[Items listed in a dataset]
-- begin --

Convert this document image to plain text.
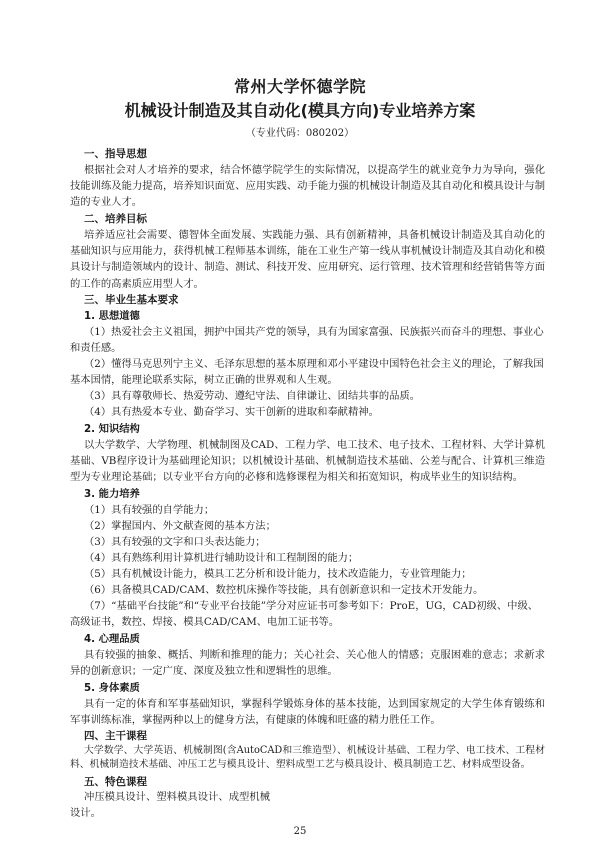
常州大学怀德学院
机械设计制造及其自动化(模具方向)专业培养方案
（专业代码：080202）
一、指导思想
根据社会对人才培养的要求，结合怀德学院学生的实际情况，以提高学生的就业竞争力为导向，强化技能训练及能力提高，培养知识面宽、应用实践、动手能力强的机械设计制造及其自动化和模具设计与制造的专业人才。
二、培养目标
培养适应社会需要、德智体全面发展、实践能力强、具有创新精神，具备机械设计制造及其自动化的基础知识与应用能力，获得机械工程师基本训练，能在工业生产第一线从事机械设计制造及其自动化和模具设计与制造领域内的设计、制造、测试、科技开发、应用研究、运行管理、技术管理和经营销售等方面的工作的高素质应用型人才。
三、毕业生基本要求
1. 思想道德
（1）热爱社会主义祖国，拥护中国共产党的领导，具有为国家富强、民族振兴而奋斗的理想、事业心和责任感。
（2）懂得马克思列宁主义、毛泽东思想的基本原理和邓小平建设中国特色社会主义的理论，了解我国基本国情，能理论联系实际，树立正确的世界观和人生观。
（3）具有尊敬师长、热爱劳动、遵纪守法、自律谦让、团结共事的品质。
（4）具有热爱本专业、勤奋学习、实干创新的进取和奉献精神。
2. 知识结构
以大学数学、大学物理、机械制图及CAD、工程力学、电工技术、电子技术、工程材料、大学计算机基础、VB程序设计为基础理论知识；以机械设计基础、机械制造技术基础、公差与配合、计算机三维造型为专业理论基础；以专业平台方向的必修和选修课程为相关和拓宽知识，构成毕业生的知识结构。
3. 能力培养
（1）具有较强的自学能力；
（2）掌握国内、外文献查阅的基本方法；
（3）具有较强的文字和口头表达能力；
（4）具有熟练利用计算机进行辅助设计和工程制图的能力；
（5）具有机械设计能力，模具工艺分析和设计能力，技术改造能力，专业管理能力；
（6）具备模具CAD/CAM、数控机床操作等技能，具有创新意识和一定技术开发能力。
（7）“基础平台技能”和“专业平台技能”学分对应证书可参考如下：ProE，UG，CAD初级、中级、高级证书，数控、焊接、模具CAD/CAM、电加工证书等。
4. 心理品质
具有较强的抽象、概括、判断和推理的能力；关心社会、关心他人的情感；克服困难的意志；求新求异的创新意识；一定广度、深度及独立性和逻辑性的思维。
5. 身体素质
具有一定的体育和军事基础知识，掌握科学锻炼身体的基本技能，达到国家规定的大学生体育锻练和军事训练标准，掌握两种以上的健身方法，有健康的体魄和旺盛的精力胜任工作。
四、主干课程
大学数学、大学英语、机械制图(含AutoCAD和三维造型）、机械设计基础、工程力学、电工技术、工程材料、机械制造技术基础、冲压工艺与模具设计、塑料成型工艺与模具设计、模具制造工艺、材料成型设备。
五、特色课程
冲压模具设计、塑料模具设计、成型机械设计。
25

-- end --

WHAT THE TASK ASKS: Each line in the records above should be reproduced exactly; images are not copied.

THE ANSWER:
Convert this document image to plain text.
常州大学怀德学院
机械设计制造及其自动化(模具方向)专业培养方案
（专业代码：080202）
一、指导思想
根据社会对人才培养的要求，结合怀德学院学生的实际情况，以提高学生的就业竞争力为导向，强化技能训练及能力提高，培养知识面宽、应用实践、动手能力强的机械设计制造及其自动化和模具设计与制造的专业人才。
二、培养目标
培养适应社会需要、德智体全面发展、实践能力强、具有创新精神，具备机械设计制造及其自动化的基础知识与应用能力，获得机械工程师基本训练，能在工业生产第一线从事机械设计制造及其自动化和模具设计与制造领域内的设计、制造、测试、科技开发、应用研究、运行管理、技术管理和经营销售等方面的工作的高素质应用型人才。
三、毕业生基本要求
1. 思想道德
（1）热爱社会主义祖国，拥护中国共产党的领导，具有为国家富强、民族振兴而奋斗的理想、事业心和责任感。
（2）懂得马克思列宁主义、毛泽东思想的基本原理和邓小平建设中国特色社会主义的理论，了解我国基本国情，能理论联系实际，树立正确的世界观和人生观。
（3）具有尊敬师长、热爱劳动、遵纪守法、自律谦让、团结共事的品质。
（4）具有热爱本专业、勤奋学习、实干创新的进取和奉献精神。
2. 知识结构
以大学数学、大学物理、机械制图及CAD、工程力学、电工技术、电子技术、工程材料、大学计算机基础、VB程序设计为基础理论知识；以机械设计基础、机械制造技术基础、公差与配合、计算机三维造型为专业理论基础；以专业平台方向的必修和选修课程为相关和拓宽知识，构成毕业生的知识结构。
3. 能力培养
（1）具有较强的自学能力；
（2）掌握国内、外文献查阅的基本方法；
（3）具有较强的文字和口头表达能力；
（4）具有熟练利用计算机进行辅助设计和工程制图的能力；
（5）具有机械设计能力，模具工艺分析和设计能力，技术改造能力，专业管理能力；
（6）具备模具CAD/CAM、数控机床操作等技能，具有创新意识和一定技术开发能力。
（7）“基础平台技能”和“专业平台技能”学分对应证书可参考如下：ProE，UG，CAD初级、中级、高级证书，数控、焊接、模具CAD/CAM、电加工证书等。
4. 心理品质
具有较强的抽象、概括、判断和推理的能力；关心社会、关心他人的情感；克服困难的意志；求新求异的创新意识；一定广度、深度及独立性和逻辑性的思维。
5. 身体素质
具有一定的体育和军事基础知识，掌握科学锻炼身体的基本技能，达到国家规定的大学生体育锻练和军事训练标准，掌握两种以上的健身方法，有健康的体魄和旺盛的精力胜任工作。
四、主干课程
大学数学、大学英语、机械制图(含AutoCAD和三维造型）、机械设计基础、工程力学、电工技术、工程材料、机械制造技术基础、冲压工艺与模具设计、塑料成型工艺与模具设计、模具制造工艺、材料成型设备。
五、特色课程
冲压模具设计、塑料模具设计、成型机械设计。
25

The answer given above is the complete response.